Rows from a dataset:
※

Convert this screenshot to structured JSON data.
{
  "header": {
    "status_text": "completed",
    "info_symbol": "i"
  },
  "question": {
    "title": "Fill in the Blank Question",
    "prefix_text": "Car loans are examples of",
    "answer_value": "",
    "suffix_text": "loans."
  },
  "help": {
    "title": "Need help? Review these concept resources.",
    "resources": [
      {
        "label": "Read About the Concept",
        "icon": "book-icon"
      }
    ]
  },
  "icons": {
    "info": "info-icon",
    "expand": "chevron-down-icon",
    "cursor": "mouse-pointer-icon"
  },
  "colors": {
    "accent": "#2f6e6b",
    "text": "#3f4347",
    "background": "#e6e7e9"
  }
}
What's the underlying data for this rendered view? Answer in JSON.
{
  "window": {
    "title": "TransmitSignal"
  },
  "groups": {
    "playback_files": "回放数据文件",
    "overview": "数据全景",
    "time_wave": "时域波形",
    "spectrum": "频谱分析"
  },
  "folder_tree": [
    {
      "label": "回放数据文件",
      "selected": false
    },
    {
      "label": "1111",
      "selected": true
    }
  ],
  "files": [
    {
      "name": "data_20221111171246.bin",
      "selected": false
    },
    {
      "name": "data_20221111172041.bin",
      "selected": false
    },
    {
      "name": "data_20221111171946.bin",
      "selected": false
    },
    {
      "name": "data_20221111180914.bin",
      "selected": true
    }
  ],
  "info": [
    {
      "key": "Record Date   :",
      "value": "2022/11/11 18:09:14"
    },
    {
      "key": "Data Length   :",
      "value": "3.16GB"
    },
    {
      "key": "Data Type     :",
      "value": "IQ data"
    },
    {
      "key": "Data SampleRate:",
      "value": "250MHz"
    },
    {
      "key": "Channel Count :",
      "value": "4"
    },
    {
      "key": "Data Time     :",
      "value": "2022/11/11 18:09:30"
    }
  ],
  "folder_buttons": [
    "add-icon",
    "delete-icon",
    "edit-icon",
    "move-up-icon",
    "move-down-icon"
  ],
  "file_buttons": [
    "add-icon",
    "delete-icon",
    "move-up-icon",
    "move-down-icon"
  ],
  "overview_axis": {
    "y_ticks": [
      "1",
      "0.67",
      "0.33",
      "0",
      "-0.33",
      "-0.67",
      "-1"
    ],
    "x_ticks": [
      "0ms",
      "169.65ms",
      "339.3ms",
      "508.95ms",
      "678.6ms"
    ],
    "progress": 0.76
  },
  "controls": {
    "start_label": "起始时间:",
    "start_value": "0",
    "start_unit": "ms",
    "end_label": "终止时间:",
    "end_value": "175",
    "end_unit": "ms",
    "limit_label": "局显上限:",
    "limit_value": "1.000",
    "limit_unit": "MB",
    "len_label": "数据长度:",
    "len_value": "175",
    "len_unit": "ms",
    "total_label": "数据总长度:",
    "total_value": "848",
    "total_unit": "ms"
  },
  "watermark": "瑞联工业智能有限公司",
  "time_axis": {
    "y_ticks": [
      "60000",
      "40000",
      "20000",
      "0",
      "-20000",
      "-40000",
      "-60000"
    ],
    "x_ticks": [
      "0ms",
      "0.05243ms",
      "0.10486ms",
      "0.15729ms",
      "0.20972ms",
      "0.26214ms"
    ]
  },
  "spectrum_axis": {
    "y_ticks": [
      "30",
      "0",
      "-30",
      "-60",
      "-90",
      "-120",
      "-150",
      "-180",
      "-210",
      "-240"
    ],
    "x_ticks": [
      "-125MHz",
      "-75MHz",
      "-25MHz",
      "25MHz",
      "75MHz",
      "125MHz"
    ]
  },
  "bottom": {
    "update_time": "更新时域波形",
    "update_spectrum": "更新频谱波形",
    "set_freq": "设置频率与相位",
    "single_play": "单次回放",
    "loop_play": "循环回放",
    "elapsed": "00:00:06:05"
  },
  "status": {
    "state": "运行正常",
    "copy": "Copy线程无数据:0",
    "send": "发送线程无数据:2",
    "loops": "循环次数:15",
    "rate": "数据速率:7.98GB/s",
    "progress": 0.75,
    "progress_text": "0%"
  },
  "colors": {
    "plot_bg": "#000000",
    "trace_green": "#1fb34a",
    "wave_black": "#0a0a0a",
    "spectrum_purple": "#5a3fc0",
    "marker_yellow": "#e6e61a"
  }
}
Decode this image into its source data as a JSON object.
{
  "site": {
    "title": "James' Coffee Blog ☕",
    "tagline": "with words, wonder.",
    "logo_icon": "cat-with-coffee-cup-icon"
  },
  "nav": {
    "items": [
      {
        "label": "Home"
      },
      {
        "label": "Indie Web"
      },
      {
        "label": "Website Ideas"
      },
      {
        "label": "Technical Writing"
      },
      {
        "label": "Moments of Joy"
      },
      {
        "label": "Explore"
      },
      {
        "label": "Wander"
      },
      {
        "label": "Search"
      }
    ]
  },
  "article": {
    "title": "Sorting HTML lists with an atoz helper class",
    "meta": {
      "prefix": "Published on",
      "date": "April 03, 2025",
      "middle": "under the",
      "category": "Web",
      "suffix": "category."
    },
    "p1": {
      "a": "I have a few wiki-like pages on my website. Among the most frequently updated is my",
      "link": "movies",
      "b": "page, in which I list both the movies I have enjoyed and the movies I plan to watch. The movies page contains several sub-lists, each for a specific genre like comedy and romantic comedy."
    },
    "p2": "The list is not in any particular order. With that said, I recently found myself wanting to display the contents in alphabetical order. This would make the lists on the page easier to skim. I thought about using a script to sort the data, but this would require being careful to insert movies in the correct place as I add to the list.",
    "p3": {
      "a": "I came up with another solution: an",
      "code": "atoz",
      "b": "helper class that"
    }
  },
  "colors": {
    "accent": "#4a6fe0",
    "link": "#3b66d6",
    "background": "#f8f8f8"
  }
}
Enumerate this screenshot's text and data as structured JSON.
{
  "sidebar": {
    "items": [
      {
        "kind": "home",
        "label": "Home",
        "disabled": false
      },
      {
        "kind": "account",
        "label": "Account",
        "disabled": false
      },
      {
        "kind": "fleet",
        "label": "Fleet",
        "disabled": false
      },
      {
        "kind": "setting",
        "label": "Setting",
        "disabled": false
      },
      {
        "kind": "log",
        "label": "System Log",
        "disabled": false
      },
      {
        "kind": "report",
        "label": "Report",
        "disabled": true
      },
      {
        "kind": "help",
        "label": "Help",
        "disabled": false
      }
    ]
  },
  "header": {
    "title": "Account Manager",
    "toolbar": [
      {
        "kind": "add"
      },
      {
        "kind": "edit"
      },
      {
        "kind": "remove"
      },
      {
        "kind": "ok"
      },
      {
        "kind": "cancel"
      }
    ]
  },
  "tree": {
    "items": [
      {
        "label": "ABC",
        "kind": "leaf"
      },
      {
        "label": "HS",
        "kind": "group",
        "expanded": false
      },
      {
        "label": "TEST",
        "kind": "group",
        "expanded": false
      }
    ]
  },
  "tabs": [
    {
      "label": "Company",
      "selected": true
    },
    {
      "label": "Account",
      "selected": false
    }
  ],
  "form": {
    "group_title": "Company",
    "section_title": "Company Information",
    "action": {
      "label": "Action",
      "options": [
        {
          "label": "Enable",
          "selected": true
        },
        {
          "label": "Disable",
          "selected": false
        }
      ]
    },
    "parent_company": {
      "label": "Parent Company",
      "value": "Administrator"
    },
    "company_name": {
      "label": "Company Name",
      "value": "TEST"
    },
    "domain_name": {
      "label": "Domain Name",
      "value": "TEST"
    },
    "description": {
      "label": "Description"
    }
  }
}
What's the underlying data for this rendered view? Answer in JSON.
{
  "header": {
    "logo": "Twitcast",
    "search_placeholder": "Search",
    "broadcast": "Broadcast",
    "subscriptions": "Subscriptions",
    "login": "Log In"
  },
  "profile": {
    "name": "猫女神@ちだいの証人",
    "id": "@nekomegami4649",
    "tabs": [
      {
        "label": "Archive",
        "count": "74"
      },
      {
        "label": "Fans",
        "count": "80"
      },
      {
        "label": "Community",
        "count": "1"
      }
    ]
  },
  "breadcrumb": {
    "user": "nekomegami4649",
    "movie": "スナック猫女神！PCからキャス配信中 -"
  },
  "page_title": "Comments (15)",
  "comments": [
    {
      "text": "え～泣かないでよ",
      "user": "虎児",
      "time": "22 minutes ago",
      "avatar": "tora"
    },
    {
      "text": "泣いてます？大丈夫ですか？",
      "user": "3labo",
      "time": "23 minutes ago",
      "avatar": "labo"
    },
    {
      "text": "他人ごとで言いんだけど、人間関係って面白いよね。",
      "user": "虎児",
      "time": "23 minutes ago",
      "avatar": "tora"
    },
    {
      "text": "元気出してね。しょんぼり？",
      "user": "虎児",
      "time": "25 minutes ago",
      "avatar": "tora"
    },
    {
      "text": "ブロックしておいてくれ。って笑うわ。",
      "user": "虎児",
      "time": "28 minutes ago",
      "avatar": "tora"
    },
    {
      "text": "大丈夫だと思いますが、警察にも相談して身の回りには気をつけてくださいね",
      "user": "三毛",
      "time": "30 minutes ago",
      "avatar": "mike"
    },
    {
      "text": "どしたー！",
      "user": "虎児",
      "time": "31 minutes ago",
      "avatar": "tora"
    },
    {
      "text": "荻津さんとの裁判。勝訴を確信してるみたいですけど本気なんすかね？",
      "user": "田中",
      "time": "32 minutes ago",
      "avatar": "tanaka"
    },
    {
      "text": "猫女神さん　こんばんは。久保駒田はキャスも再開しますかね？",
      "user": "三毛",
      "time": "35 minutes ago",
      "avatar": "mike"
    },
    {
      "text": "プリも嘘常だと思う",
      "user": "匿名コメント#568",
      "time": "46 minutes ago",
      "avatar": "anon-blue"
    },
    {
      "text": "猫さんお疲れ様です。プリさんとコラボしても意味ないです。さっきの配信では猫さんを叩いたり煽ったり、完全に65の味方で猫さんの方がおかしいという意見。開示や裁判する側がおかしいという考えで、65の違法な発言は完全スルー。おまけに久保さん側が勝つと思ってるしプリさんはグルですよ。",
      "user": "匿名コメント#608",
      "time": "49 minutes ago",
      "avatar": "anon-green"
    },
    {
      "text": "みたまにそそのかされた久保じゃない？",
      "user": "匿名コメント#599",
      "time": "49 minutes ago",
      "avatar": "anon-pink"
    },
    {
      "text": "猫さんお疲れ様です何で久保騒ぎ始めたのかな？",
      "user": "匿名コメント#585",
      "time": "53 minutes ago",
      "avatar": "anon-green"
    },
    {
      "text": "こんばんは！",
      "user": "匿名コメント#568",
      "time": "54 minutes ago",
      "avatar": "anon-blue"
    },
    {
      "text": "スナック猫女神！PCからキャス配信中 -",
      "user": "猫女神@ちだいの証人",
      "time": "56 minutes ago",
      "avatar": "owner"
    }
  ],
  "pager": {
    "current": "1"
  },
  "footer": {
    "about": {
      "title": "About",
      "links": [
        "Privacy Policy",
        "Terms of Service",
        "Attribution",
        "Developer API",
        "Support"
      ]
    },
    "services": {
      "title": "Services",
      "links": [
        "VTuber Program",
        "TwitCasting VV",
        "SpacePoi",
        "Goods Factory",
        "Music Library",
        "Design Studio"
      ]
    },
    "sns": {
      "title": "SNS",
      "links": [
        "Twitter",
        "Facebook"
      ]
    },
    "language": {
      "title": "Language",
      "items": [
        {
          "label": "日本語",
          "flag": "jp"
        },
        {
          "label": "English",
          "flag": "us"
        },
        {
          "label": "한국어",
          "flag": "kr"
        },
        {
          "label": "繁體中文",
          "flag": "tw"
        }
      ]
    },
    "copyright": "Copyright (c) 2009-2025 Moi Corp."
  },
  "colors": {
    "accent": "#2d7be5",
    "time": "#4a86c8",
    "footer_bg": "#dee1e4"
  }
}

※

= What to produce =
Count how many lines of the listing above include "PCからキャス配信中" and report that number alone.

= Exercise output =
2